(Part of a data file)
------------------------

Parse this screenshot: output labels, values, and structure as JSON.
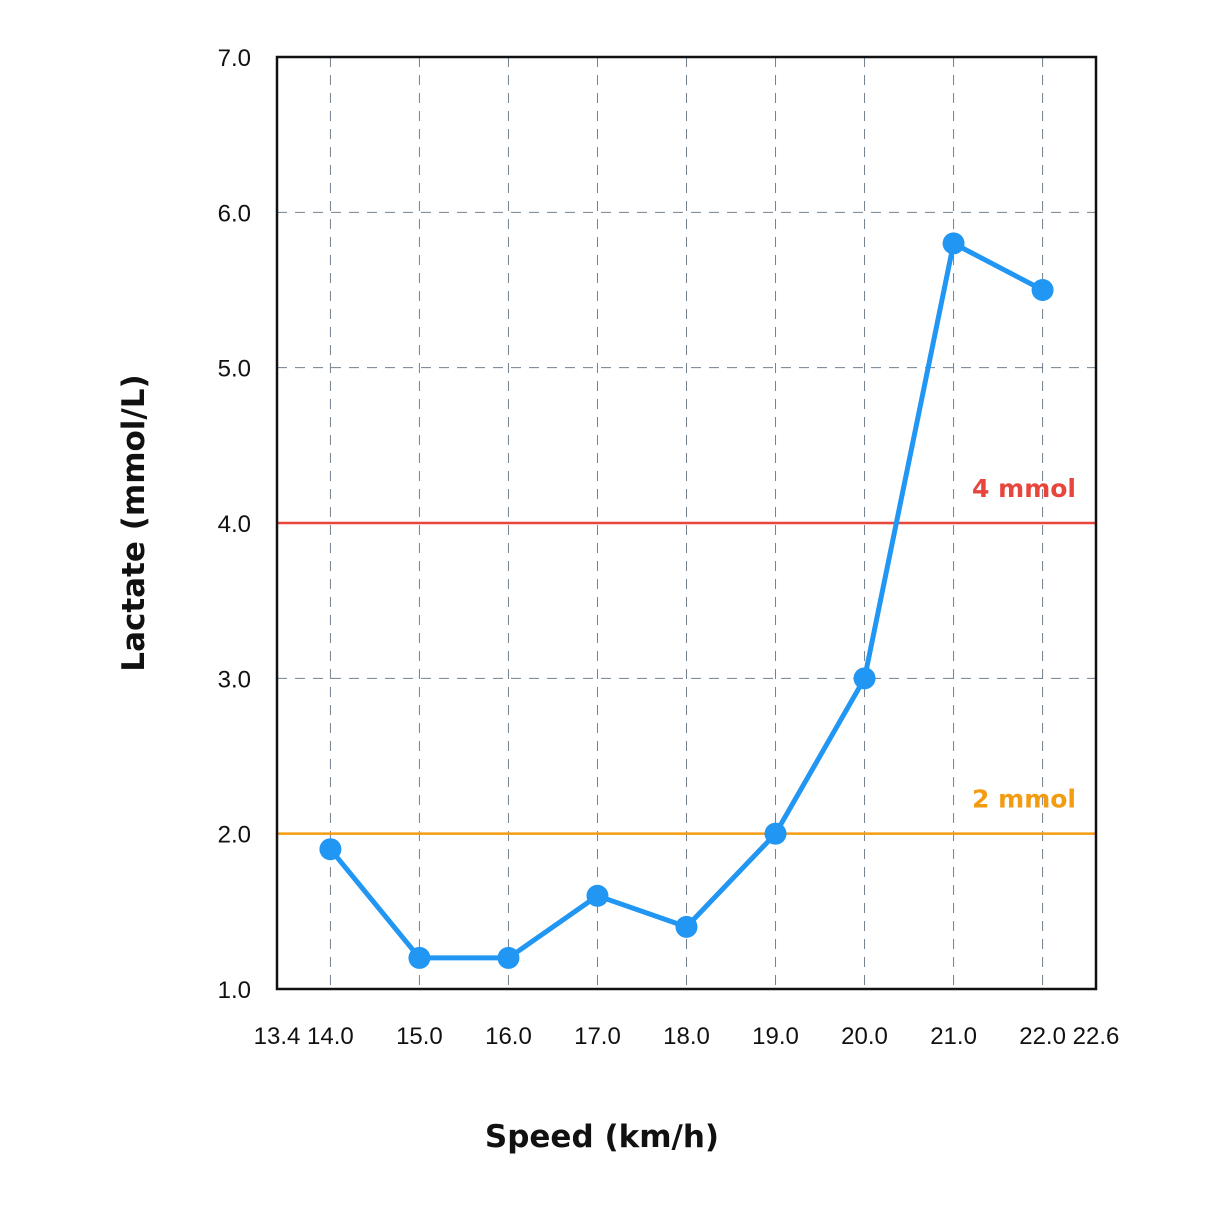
{
  "chart_data": {
    "type": "line",
    "title": "",
    "xlabel": "Speed (km/h)",
    "ylabel": "Lactate (mmol/L)",
    "xlim": [
      13.4,
      22.6
    ],
    "ylim": [
      1.0,
      7.0
    ],
    "x_ticks": [
      "13.4",
      "14.0",
      "15.0",
      "16.0",
      "17.0",
      "18.0",
      "19.0",
      "20.0",
      "21.0",
      "22.0",
      "22.6"
    ],
    "y_ticks": [
      "1.0",
      "2.0",
      "3.0",
      "4.0",
      "5.0",
      "6.0",
      "7.0"
    ],
    "grid": true,
    "series": [
      {
        "x": [
          14.0,
          15.0,
          16.0,
          17.0,
          18.0,
          19.0,
          20.0,
          21.0,
          22.0
        ],
        "values": [
          1.9,
          1.2,
          1.2,
          1.6,
          1.4,
          2.0,
          3.0,
          5.8,
          5.5
        ],
        "color": "#2196f3"
      }
    ],
    "reference_lines": [
      {
        "y": 4.0,
        "label": "4 mmol",
        "color": "#e8453c"
      },
      {
        "y": 2.0,
        "label": "2 mmol",
        "color": "#f39c12"
      }
    ]
  }
}
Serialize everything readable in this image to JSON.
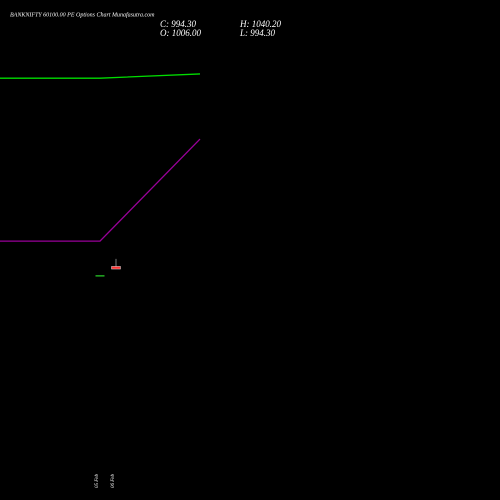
{
  "chart_data": {
    "type": "candlestick",
    "title": "BANKNIFTY 60100.00 PE Options Chart Munafasutra.com",
    "ohlc_labels": {
      "close": "C: 994.30",
      "high": "H: 1040.20",
      "open": "O: 1006.00",
      "low": "L: 994.30"
    },
    "categories": [
      "05 Feb",
      "06 Feb"
    ],
    "open": [
      967,
      1006.0
    ],
    "high": [
      967,
      1040.2
    ],
    "low": [
      967,
      994.3
    ],
    "close": [
      967,
      994.3
    ],
    "up_color": "#22aa22",
    "down_color": "#ff3333",
    "lines": [
      {
        "color": "#00dd00",
        "values": [
          1853,
          1872
        ]
      },
      {
        "color": "#990099",
        "values": [
          1120,
          1579
        ]
      }
    ],
    "ylim": [
      900,
      2000
    ]
  }
}
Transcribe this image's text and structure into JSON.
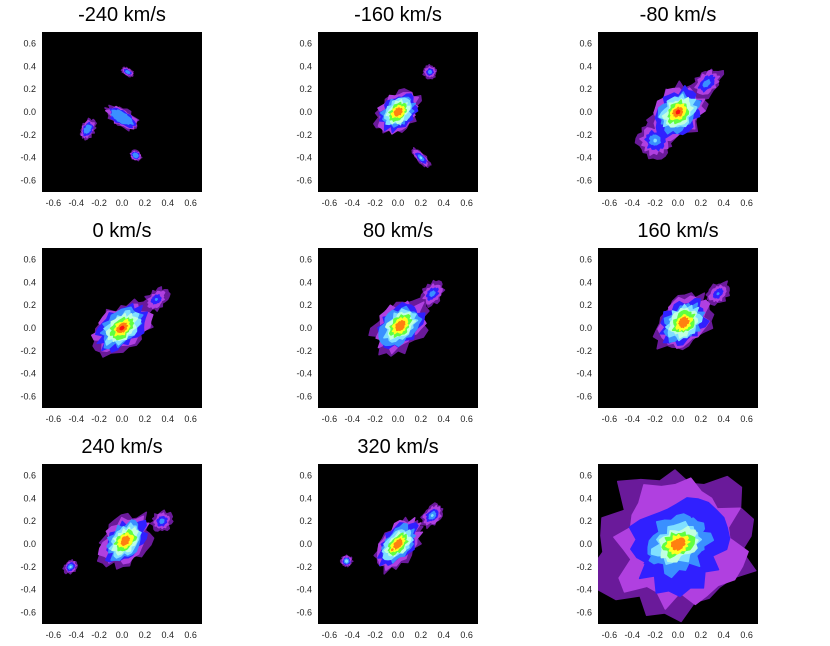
{
  "chart_data": {
    "type": "heatmap",
    "xlim": [
      -0.7,
      0.7
    ],
    "ylim": [
      -0.7,
      0.7
    ],
    "xticks": [
      "-0.6",
      "-0.4",
      "-0.2",
      "0.0",
      "0.2",
      "0.4",
      "0.6"
    ],
    "yticks": [
      "0.6",
      "0.4",
      "0.2",
      "0.0",
      "-0.2",
      "-0.4",
      "-0.6"
    ],
    "colorscale": [
      "#000000",
      "#6a1a9a",
      "#b040e0",
      "#3020ff",
      "#3a90ff",
      "#80e0ff",
      "#c0ffe0",
      "#60ff40",
      "#ffff20",
      "#ff8010",
      "#ff1010"
    ],
    "panels": [
      {
        "title": "-240 km/s",
        "peak": 0.45,
        "spread": 0.55,
        "angle": 60,
        "blobs": [
          [
            0.0,
            -0.05,
            0.15,
            0.3,
            0.9
          ],
          [
            0.12,
            -0.38,
            0.08,
            0.1,
            0.6
          ],
          [
            0.05,
            0.35,
            0.06,
            0.12,
            0.5
          ],
          [
            -0.3,
            -0.15,
            0.2,
            0.12,
            0.55
          ]
        ]
      },
      {
        "title": "-160 km/s",
        "peak": 0.95,
        "spread": 0.85,
        "angle": 45,
        "blobs": [
          [
            0.0,
            0.0,
            0.28,
            0.2,
            1.0
          ],
          [
            0.2,
            -0.4,
            0.05,
            0.15,
            0.5
          ],
          [
            0.28,
            0.35,
            0.08,
            0.08,
            0.45
          ]
        ]
      },
      {
        "title": "-80 km/s",
        "peak": 1.0,
        "spread": 1.0,
        "angle": 45,
        "blobs": [
          [
            0.0,
            0.0,
            0.3,
            0.22,
            1.0
          ],
          [
            -0.2,
            -0.25,
            0.18,
            0.18,
            0.5
          ],
          [
            0.25,
            0.25,
            0.2,
            0.12,
            0.45
          ]
        ]
      },
      {
        "title": "0 km/s",
        "peak": 0.98,
        "spread": 1.0,
        "angle": 40,
        "blobs": [
          [
            0.0,
            0.0,
            0.32,
            0.2,
            1.0
          ],
          [
            0.3,
            0.25,
            0.15,
            0.1,
            0.4
          ]
        ]
      },
      {
        "title": "80 km/s",
        "peak": 0.9,
        "spread": 1.0,
        "angle": 45,
        "blobs": [
          [
            0.02,
            0.02,
            0.3,
            0.2,
            1.0
          ],
          [
            0.3,
            0.3,
            0.15,
            0.1,
            0.45
          ]
        ]
      },
      {
        "title": "160 km/s",
        "peak": 0.95,
        "spread": 1.0,
        "angle": 45,
        "blobs": [
          [
            0.05,
            0.05,
            0.3,
            0.22,
            1.0
          ],
          [
            0.35,
            0.3,
            0.15,
            0.1,
            0.4
          ]
        ]
      },
      {
        "title": "240 km/s",
        "peak": 0.88,
        "spread": 0.95,
        "angle": 45,
        "blobs": [
          [
            0.03,
            0.03,
            0.3,
            0.2,
            1.0
          ],
          [
            0.35,
            0.2,
            0.12,
            0.1,
            0.45
          ],
          [
            -0.45,
            -0.2,
            0.08,
            0.06,
            0.5
          ]
        ]
      },
      {
        "title": "320 km/s",
        "peak": 0.95,
        "spread": 0.9,
        "angle": 50,
        "blobs": [
          [
            0.0,
            0.0,
            0.32,
            0.18,
            1.0
          ],
          [
            -0.05,
            -0.05,
            0.14,
            0.08,
            0.9
          ],
          [
            0.3,
            0.25,
            0.15,
            0.1,
            0.5
          ],
          [
            -0.45,
            -0.15,
            0.06,
            0.06,
            0.55
          ]
        ]
      },
      {
        "title": "",
        "peak": 0.97,
        "spread": 1.4,
        "angle": 30,
        "blobs": [
          [
            0.0,
            0.0,
            0.28,
            0.2,
            1.0
          ],
          [
            0.0,
            0.0,
            0.6,
            0.55,
            0.55
          ]
        ]
      }
    ]
  }
}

------------------------

Exercise: Show all lines from the records above where the word "mmol" occurs.

Result:
    "ylabel": "Lactate (mmol/L)",
        "label": "4 mmol",
        "label": "2 mmol",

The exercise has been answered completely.